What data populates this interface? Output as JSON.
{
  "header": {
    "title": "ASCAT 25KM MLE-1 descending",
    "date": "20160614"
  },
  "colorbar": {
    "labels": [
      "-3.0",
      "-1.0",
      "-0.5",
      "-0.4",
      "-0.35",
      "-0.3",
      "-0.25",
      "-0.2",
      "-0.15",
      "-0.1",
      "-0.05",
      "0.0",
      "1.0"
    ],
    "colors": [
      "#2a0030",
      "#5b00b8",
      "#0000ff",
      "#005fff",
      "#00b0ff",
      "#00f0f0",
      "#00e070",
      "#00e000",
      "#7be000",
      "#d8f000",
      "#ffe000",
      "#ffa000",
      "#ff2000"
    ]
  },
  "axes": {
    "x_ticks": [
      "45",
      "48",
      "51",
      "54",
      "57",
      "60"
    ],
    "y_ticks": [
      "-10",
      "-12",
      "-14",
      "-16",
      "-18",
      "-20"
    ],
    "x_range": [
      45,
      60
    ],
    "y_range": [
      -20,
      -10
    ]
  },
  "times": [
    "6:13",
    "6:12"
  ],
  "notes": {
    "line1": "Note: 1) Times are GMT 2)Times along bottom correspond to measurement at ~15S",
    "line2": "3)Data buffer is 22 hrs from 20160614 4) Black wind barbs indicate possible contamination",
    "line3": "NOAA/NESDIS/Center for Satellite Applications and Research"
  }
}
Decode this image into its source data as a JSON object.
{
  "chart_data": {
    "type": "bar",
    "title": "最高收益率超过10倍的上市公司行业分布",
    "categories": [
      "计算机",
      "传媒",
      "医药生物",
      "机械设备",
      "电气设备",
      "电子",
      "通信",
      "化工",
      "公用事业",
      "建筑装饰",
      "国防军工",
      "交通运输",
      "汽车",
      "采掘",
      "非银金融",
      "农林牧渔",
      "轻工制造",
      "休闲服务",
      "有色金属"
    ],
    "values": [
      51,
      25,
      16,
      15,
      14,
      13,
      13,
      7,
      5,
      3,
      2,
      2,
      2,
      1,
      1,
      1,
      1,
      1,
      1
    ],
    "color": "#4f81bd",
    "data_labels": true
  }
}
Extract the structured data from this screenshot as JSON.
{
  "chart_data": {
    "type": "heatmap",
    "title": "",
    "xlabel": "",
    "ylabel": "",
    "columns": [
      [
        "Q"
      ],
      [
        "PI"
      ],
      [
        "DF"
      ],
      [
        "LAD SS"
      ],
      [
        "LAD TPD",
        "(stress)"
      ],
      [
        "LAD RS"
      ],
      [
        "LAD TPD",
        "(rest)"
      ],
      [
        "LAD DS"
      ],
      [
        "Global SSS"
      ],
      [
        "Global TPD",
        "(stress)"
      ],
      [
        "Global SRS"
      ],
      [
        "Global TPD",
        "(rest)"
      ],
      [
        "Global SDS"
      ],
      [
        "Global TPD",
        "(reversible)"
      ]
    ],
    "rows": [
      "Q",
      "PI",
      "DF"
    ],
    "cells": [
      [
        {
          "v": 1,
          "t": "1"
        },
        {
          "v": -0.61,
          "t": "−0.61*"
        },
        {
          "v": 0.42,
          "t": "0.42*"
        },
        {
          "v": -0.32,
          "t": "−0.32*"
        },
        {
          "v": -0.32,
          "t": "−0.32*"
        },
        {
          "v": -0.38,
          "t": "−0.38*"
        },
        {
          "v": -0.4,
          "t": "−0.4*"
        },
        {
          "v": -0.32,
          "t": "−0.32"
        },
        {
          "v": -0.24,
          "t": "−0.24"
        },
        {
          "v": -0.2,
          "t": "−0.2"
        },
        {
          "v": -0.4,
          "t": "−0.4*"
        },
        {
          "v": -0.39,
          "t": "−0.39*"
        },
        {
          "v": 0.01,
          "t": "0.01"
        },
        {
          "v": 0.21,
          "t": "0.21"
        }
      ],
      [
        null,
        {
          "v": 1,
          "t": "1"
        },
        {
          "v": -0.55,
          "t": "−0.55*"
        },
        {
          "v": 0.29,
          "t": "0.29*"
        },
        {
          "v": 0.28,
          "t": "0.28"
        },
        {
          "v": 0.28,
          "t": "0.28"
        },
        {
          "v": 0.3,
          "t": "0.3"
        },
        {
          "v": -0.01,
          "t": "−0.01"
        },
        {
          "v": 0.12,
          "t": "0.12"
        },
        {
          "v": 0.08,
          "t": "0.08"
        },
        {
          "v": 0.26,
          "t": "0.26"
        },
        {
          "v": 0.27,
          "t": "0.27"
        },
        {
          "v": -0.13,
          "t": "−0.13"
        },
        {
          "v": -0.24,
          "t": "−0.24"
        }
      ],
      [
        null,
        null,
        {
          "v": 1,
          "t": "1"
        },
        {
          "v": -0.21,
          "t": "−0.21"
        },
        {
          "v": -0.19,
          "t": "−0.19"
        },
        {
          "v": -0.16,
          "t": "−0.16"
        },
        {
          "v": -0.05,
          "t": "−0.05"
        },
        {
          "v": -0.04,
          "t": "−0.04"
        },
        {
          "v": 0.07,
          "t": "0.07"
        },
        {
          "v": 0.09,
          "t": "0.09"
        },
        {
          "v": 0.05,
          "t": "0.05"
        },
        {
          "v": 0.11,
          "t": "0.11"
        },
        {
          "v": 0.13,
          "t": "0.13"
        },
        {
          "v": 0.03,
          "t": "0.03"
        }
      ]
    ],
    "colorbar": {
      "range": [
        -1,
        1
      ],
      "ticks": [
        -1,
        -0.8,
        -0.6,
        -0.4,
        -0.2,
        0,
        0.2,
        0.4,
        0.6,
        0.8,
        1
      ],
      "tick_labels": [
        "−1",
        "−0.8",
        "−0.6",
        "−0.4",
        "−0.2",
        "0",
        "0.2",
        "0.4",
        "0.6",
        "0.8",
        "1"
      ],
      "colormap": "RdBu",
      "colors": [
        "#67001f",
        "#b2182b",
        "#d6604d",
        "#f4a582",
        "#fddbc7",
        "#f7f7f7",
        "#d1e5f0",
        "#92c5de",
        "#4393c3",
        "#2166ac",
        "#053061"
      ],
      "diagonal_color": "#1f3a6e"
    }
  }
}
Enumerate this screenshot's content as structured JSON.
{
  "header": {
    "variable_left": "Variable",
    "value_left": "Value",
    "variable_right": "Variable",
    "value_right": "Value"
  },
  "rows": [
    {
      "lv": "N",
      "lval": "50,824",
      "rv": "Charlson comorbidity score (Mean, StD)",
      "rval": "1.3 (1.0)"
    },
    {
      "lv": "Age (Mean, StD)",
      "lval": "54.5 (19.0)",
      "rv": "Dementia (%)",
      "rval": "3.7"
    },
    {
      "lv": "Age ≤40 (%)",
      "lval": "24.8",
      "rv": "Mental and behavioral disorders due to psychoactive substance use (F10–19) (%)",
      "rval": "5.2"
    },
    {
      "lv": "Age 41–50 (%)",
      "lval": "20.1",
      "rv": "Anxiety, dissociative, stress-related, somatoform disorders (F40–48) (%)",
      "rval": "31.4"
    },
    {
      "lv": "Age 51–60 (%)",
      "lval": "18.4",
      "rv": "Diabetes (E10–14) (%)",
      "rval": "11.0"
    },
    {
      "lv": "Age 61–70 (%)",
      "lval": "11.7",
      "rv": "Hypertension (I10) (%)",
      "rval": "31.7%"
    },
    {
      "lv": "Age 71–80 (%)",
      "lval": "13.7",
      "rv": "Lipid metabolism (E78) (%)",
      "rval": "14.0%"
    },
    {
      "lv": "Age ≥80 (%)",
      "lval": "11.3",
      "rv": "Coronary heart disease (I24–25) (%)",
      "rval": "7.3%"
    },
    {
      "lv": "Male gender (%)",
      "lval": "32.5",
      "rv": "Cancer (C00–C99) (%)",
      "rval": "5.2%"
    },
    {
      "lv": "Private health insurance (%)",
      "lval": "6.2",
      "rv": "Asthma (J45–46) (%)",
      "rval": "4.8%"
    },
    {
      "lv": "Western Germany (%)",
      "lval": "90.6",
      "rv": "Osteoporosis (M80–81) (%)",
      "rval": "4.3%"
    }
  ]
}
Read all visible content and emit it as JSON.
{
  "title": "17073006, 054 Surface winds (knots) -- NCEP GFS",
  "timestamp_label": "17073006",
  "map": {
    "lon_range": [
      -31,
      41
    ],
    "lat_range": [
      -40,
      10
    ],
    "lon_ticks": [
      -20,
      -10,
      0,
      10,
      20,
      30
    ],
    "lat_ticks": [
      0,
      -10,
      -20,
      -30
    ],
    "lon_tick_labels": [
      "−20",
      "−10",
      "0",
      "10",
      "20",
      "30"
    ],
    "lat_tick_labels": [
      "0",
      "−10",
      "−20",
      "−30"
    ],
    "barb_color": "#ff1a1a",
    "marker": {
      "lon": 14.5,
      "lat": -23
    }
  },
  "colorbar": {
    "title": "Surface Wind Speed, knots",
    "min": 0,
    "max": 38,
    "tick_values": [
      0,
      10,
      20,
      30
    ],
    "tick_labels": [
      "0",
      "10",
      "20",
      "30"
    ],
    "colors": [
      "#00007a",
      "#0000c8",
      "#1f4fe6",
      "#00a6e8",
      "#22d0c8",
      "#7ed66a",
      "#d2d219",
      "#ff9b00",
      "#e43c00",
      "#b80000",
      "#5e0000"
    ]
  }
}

——

**What the exercise asks**. Check each line above for the string "structured" and show the ones that have it.

**Answer for this exercise**.
Extract the structured data from this screenshot as JSON.
Enumerate this screenshot's content as structured JSON.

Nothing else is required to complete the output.